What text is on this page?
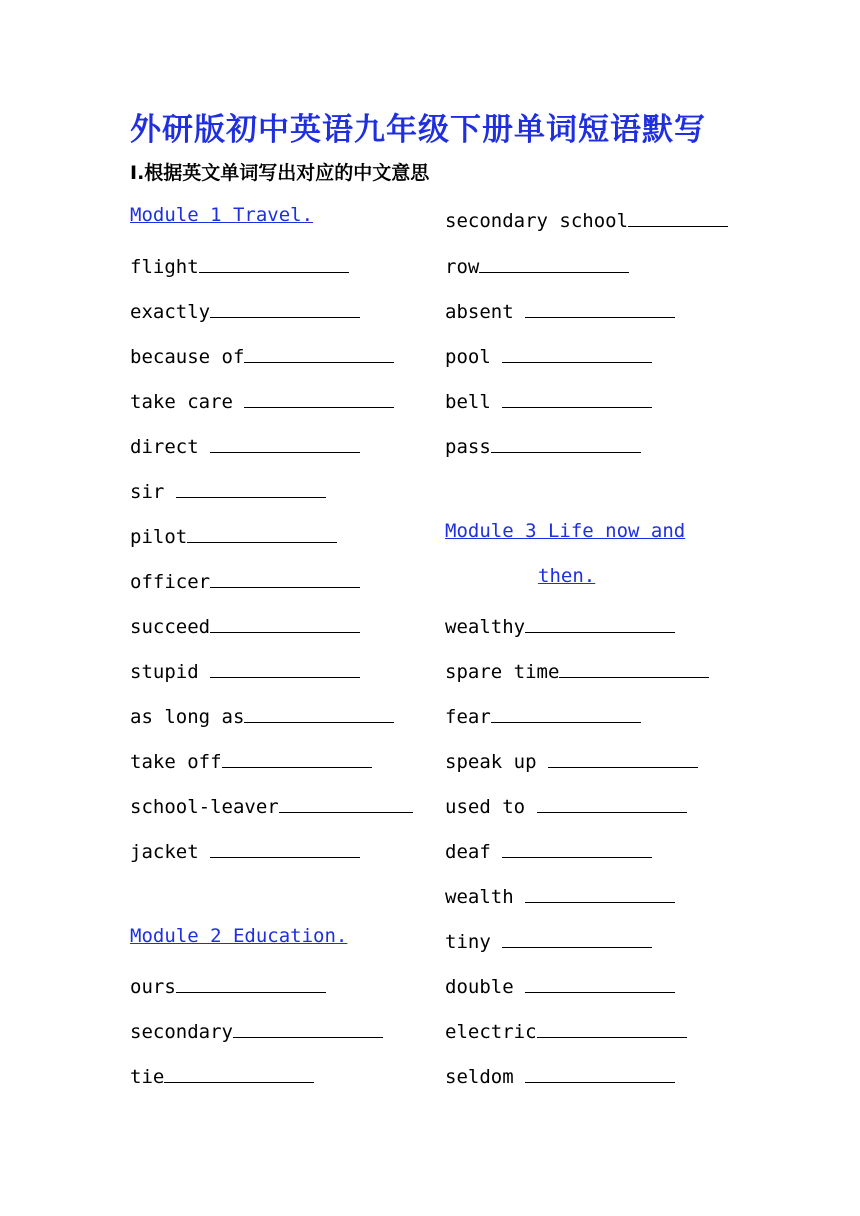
外研版初中英语九年级下册单词短语默写
I.根据英文单词写出对应的中文意思
Module 1 Travel.
flight
exactly
because of
take care
direct
sir
pilot
officer
succeed
stupid
as long as
take off
school-leaver
jacket
Module 2 Education.
ours
secondary
tie
secondary school
row
absent
pool
bell
pass
Module 3 Life now and
then.
wealthy
spare time
fear
speak up
used to
deaf
wealth
tiny
double
electric
seldom
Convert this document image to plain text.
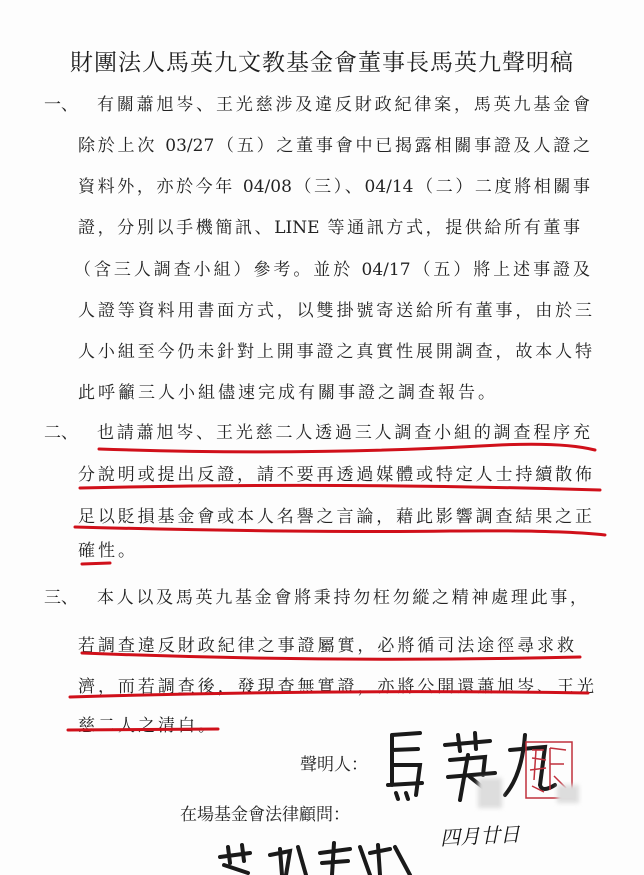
財團法人馬英九文教基金會董事長馬英九聲明稿
一、 有關蕭旭岑、王光慈涉及違反財政紀律案，馬英九基金會
除於上次 03/27（五）之董事會中已揭露相關事證及人證之
資料外，亦於今年 04/08（三）、04/14（二）二度將相關事
證，分別以手機簡訊、LINE 等通訊方式，提供給所有董事
（含三人調查小組）參考。並於 04/17（五）將上述事證及
人證等資料用書面方式，以雙掛號寄送給所有董事，由於三
人小組至今仍未針對上開事證之真實性展開調查，故本人特
此呼籲三人小組儘速完成有關事證之調查報告。
二、 也請蕭旭岑、王光慈二人透過三人調查小組的調查程序充
分說明或提出反證，請不要再透過媒體或特定人士持續散佈
足以貶損基金會或本人名譽之言論，藉此影響調查結果之正
確性。
三、 本人以及馬英九基金會將秉持勿枉勿縱之精神處理此事，
若調查違反財政紀律之事證屬實，必將循司法途徑尋求救
濟，而若調查後，發現查無實證，亦將公開還蕭旭岑、王光
慈二人之清白。
聲明人：
在場基金會法律顧問：
四月廿日
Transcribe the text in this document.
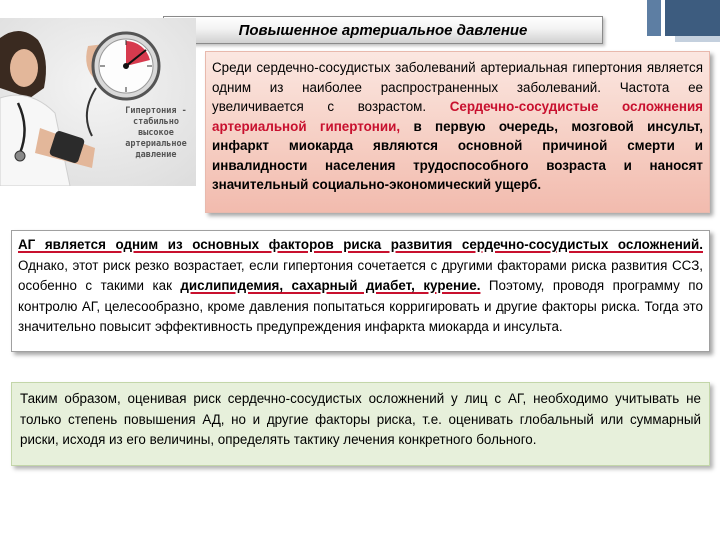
Повышенное артериальное давление
Гипертония - стабильно высокое артериальное давление
Среди сердечно-сосудистых заболеваний артериальная гипертония является одним из наиболее распространенных заболеваний. Частота ее увеличивается с возрастом. Сердечно-сосудистые осложнения артериальной гипертонии, в первую очередь, мозговой инсульт, инфаркт миокарда являются основной причиной смерти и инвалидности населения трудоспособного возраста и наносят значительный социально-экономический ущерб.
АГ является одним из основных факторов риска развития сердечно-сосудистых осложнений. Однако, этот риск резко возрастает, если гипертония сочетается с другими факторами риска развития ССЗ, особенно с такими как дислипидемия, сахарный диабет, курение. Поэтому, проводя программу по контролю АГ, целесообразно, кроме давления попытаться корригировать и другие факторы риска. Тогда это значительно повысит эффективность предупреждения инфаркта миокарда и инсульта.
Таким образом, оценивая риск сердечно-сосудистых осложнений у лиц с АГ, необходимо учитывать не только степень повышения АД, но и другие факторы риска, т.е. оценивать глобальный или суммарный риски, исходя из его величины, определять тактику лечения конкретного больного.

**Exercise:** Quote the listing above in full, except for the pictures.

**Solution to the exercise:**
What text is on this page?
外研版初中英语九年级下册单词短语默写
I.根据英文单词写出对应的中文意思
Module 1 Travel.
flight
exactly
because of
take care
direct
sir
pilot
officer
succeed
stupid
as long as
take off
school-leaver
jacket
Module 2 Education.
ours
secondary
tie
secondary school
row
absent
pool
bell
pass
Module 3 Life now and
then.
wealthy
spare time
fear
speak up
used to
deaf
wealth
tiny
double
electric
seldom
Convert this document image to plain text.
財團法人馬英九文教基金會董事長馬英九聲明稿
一、 有關蕭旭岑、王光慈涉及違反財政紀律案，馬英九基金會
除於上次 03/27（五）之董事會中已揭露相關事證及人證之
資料外，亦於今年 04/08（三）、04/14（二）二度將相關事
證，分別以手機簡訊、LINE 等通訊方式，提供給所有董事
（含三人調查小組）參考。並於 04/17（五）將上述事證及
人證等資料用書面方式，以雙掛號寄送給所有董事，由於三
人小組至今仍未針對上開事證之真實性展開調查，故本人特
此呼籲三人小組儘速完成有關事證之調查報告。
二、 也請蕭旭岑、王光慈二人透過三人調查小組的調查程序充
分說明或提出反證，請不要再透過媒體或特定人士持續散佈
足以貶損基金會或本人名譽之言論，藉此影響調查結果之正
確性。
三、 本人以及馬英九基金會將秉持勿枉勿縱之精神處理此事，
若調查違反財政紀律之事證屬實，必將循司法途徑尋求救
濟，而若調查後，發現查無實證，亦將公開還蕭旭岑、王光
慈二人之清白。
聲明人：
在場基金會法律顧問：
四月廿日
Transcribe the text in this document.
Повышенное артериальное давление
Гипертония - стабильно высокое артериальное давление
Среди сердечно-сосудистых заболеваний артериальная гипертония является одним из наиболее распространенных заболеваний. Частота ее увеличивается с возрастом. Сердечно-сосудистые осложнения артериальной гипертонии, в первую очередь, мозговой инсульт, инфаркт миокарда являются основной причиной смерти и инвалидности населения трудоспособного возраста и наносят значительный социально-экономический ущерб.
АГ является одним из основных факторов риска развития сердечно-сосудистых осложнений. Однако, этот риск резко возрастает, если гипертония сочетается с другими факторами риска развития ССЗ, особенно с такими как дислипидемия, сахарный диабет, курение. Поэтому, проводя программу по контролю АГ, целесообразно, кроме давления попытаться корригировать и другие факторы риска. Тогда это значительно повысит эффективность предупреждения инфаркта миокарда и инсульта.
Таким образом, оценивая риск сердечно-сосудистых осложнений у лиц с АГ, необходимо учитывать не только степень повышения АД, но и другие факторы риска, т.е. оценивать глобальный или суммарный риски, исходя из его величины, определять тактику лечения конкретного больного.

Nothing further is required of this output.